◆ **Written task**: Present each line of the entries below that holds the word "зарегистрирован".

--- Start Supplied entries ---

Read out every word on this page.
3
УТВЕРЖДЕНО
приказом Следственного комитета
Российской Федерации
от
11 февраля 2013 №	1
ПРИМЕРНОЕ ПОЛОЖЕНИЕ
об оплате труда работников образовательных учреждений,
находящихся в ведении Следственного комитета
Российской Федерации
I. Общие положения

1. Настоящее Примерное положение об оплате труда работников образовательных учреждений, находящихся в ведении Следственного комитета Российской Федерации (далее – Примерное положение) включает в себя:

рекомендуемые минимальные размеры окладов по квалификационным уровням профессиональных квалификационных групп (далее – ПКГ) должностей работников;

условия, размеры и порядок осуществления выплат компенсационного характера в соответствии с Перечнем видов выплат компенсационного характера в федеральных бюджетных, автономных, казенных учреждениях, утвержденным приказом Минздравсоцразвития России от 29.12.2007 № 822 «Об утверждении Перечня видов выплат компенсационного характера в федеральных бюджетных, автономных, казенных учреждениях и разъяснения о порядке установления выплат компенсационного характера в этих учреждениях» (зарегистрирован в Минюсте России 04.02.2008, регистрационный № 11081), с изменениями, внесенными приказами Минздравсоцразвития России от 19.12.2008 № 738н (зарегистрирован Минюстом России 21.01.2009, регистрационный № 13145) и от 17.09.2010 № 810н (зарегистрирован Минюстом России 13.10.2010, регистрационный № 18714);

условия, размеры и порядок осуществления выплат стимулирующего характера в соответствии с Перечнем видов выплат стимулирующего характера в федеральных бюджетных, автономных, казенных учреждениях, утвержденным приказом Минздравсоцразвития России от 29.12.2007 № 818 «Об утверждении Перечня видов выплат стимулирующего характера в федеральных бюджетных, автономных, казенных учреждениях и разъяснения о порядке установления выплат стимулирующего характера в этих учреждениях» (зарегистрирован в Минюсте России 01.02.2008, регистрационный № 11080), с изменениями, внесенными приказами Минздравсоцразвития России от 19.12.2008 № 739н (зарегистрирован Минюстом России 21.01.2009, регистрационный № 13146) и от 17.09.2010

--- End Supplied entries ---

◆ **Task response**:
условия, размеры и порядок осуществления выплат компенсационного характера в соответствии с Перечнем видов выплат компенсационного характера в федеральных бюджетных, автономных, казенных учреждениях, утвержденным приказом Минздравсоцразвития России от 29.12.2007 № 822 «Об утверждении Перечня видов выплат компенсационного характера в федеральных бюджетных, автономных, казенных учреждениях и разъяснения о порядке установления выплат компенсационного характера в этих учреждениях» (зарегистрирован в Минюсте России 04.02.2008, регистрационный № 11081), с изменениями, внесенными приказами Минздравсоцразвития России от 19.12.2008 № 738н (зарегистрирован Минюстом России 21.01.2009, регистрационный № 13145) и от 17.09.2010 № 810н (зарегистрирован Минюстом России 13.10.2010, регистрационный № 18714);
условия, размеры и порядок осуществления выплат стимулирующего характера в соответствии с Перечнем видов выплат стимулирующего характера в федеральных бюджетных, автономных, казенных учреждениях, утвержденным приказом Минздравсоцразвития России от 29.12.2007 № 818 «Об утверждении Перечня видов выплат стимулирующего характера в федеральных бюджетных, автономных, казенных учреждениях и разъяснения о порядке установления выплат стимулирующего характера в этих учреждениях» (зарегистрирован в Минюсте России 01.02.2008, регистрационный № 11080), с изменениями, внесенными приказами Минздравсоцразвития России от 19.12.2008 № 739н (зарегистрирован Минюстом России 21.01.2009, регистрационный № 13146) и от 17.09.2010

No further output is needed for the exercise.